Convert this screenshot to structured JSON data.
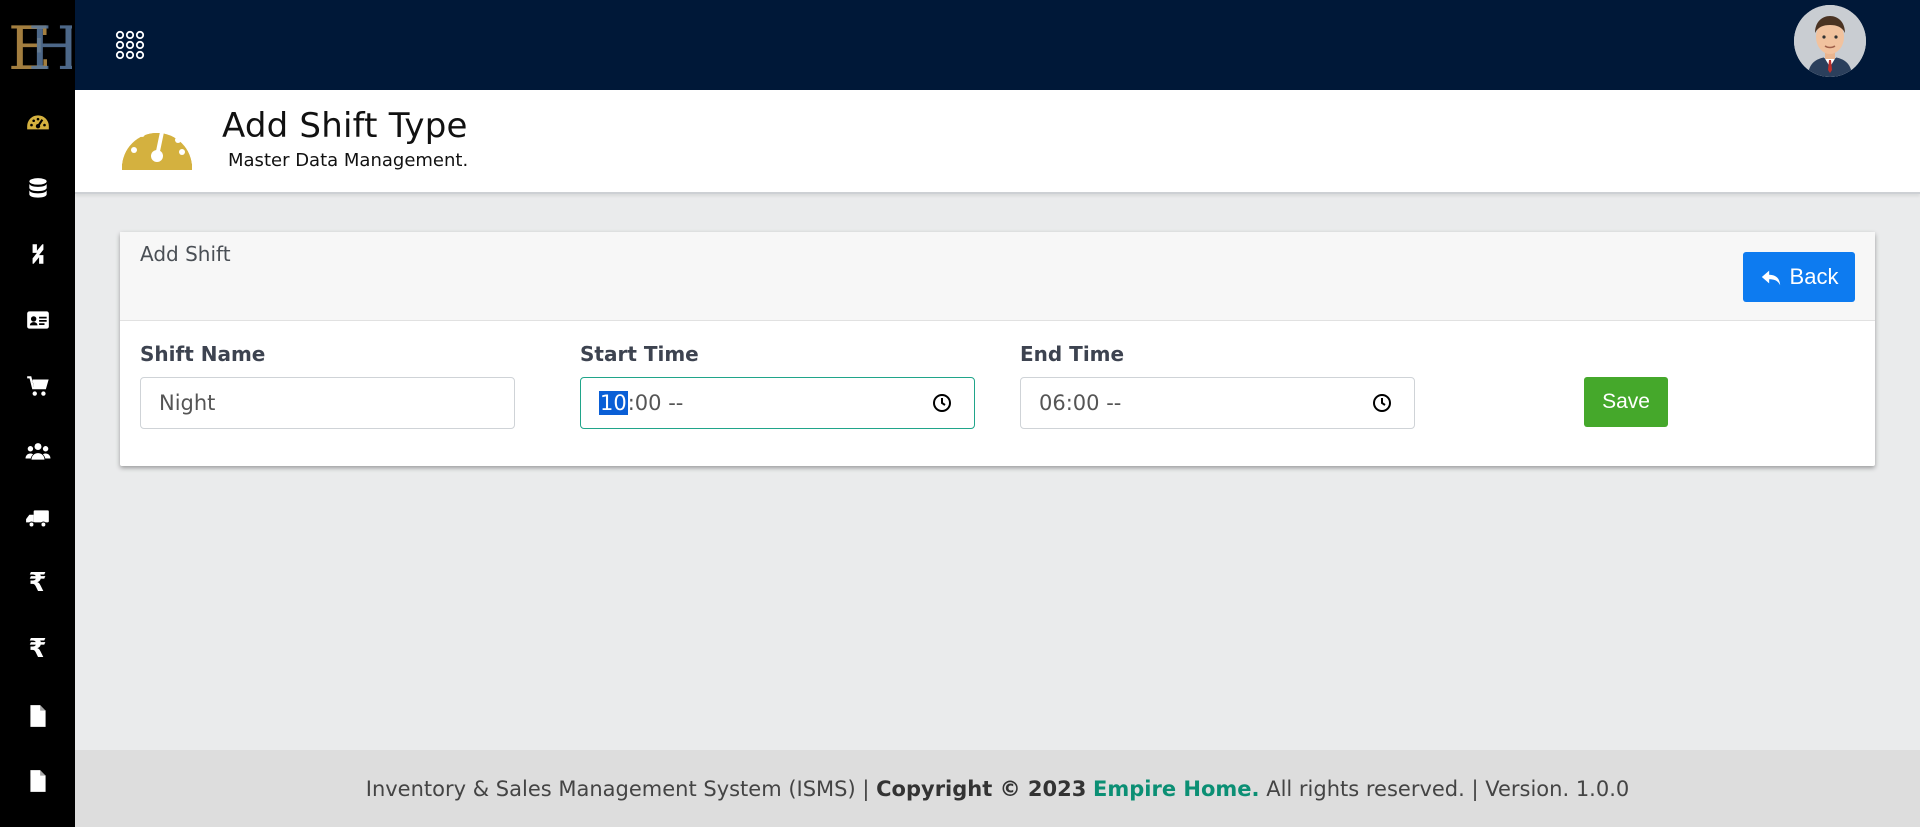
{
  "app": {
    "logo_text": "EH",
    "avatar_alt": "user"
  },
  "sidebar": {
    "items": [
      {
        "icon": "dashboard-icon"
      },
      {
        "icon": "database-icon"
      },
      {
        "icon": "product-hunt-icon"
      },
      {
        "icon": "id-card-icon"
      },
      {
        "icon": "cart-icon"
      },
      {
        "icon": "users-icon"
      },
      {
        "icon": "truck-icon"
      },
      {
        "icon": "rupee-icon",
        "glyph": "₹"
      },
      {
        "icon": "rupee-icon",
        "glyph": "₹"
      },
      {
        "icon": "file-icon"
      },
      {
        "icon": "file-icon"
      }
    ]
  },
  "header": {
    "title": "Add Shift Type",
    "subtitle": "Master Data Management."
  },
  "card": {
    "title": "Add Shift",
    "back_label": "Back",
    "save_label": "Save",
    "fields": {
      "shift_name": {
        "label": "Shift Name",
        "value": "Night"
      },
      "start_time": {
        "label": "Start Time",
        "hour": "10",
        "rest": ":00 --"
      },
      "end_time": {
        "label": "End Time",
        "value": "06:00 --"
      }
    }
  },
  "footer": {
    "prefix": "Inventory & Sales Management System (ISMS) | ",
    "copyright": "Copyright © 2023",
    "brand": "Empire Home.",
    "suffix": " All rights reserved. | Version. 1.0.0"
  },
  "colors": {
    "topbar": "#001838",
    "sidebar": "#000000",
    "accent_gold": "#d4b13f",
    "back_button": "#0d7bf0",
    "save_button": "#45a82b",
    "brand_link": "#0b8f74"
  }
}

*What is expected*.
Write out the full listing verbatim, excluding its pictures.

*Task result*.
Convert this screenshot to structured JSON data.
{
  "app": {
    "logo_text": "EH",
    "avatar_alt": "user"
  },
  "sidebar": {
    "items": [
      {
        "icon": "dashboard-icon"
      },
      {
        "icon": "database-icon"
      },
      {
        "icon": "product-hunt-icon"
      },
      {
        "icon": "id-card-icon"
      },
      {
        "icon": "cart-icon"
      },
      {
        "icon": "users-icon"
      },
      {
        "icon": "truck-icon"
      },
      {
        "icon": "rupee-icon",
        "glyph": "₹"
      },
      {
        "icon": "rupee-icon",
        "glyph": "₹"
      },
      {
        "icon": "file-icon"
      },
      {
        "icon": "file-icon"
      }
    ]
  },
  "header": {
    "title": "Add Shift Type",
    "subtitle": "Master Data Management."
  },
  "card": {
    "title": "Add Shift",
    "back_label": "Back",
    "save_label": "Save",
    "fields": {
      "shift_name": {
        "label": "Shift Name",
        "value": "Night"
      },
      "start_time": {
        "label": "Start Time",
        "hour": "10",
        "rest": ":00 --"
      },
      "end_time": {
        "label": "End Time",
        "value": "06:00 --"
      }
    }
  },
  "footer": {
    "prefix": "Inventory & Sales Management System (ISMS) | ",
    "copyright": "Copyright © 2023",
    "brand": "Empire Home.",
    "suffix": " All rights reserved. | Version. 1.0.0"
  },
  "colors": {
    "topbar": "#001838",
    "sidebar": "#000000",
    "accent_gold": "#d4b13f",
    "back_button": "#0d7bf0",
    "save_button": "#45a82b",
    "brand_link": "#0b8f74"
  }
}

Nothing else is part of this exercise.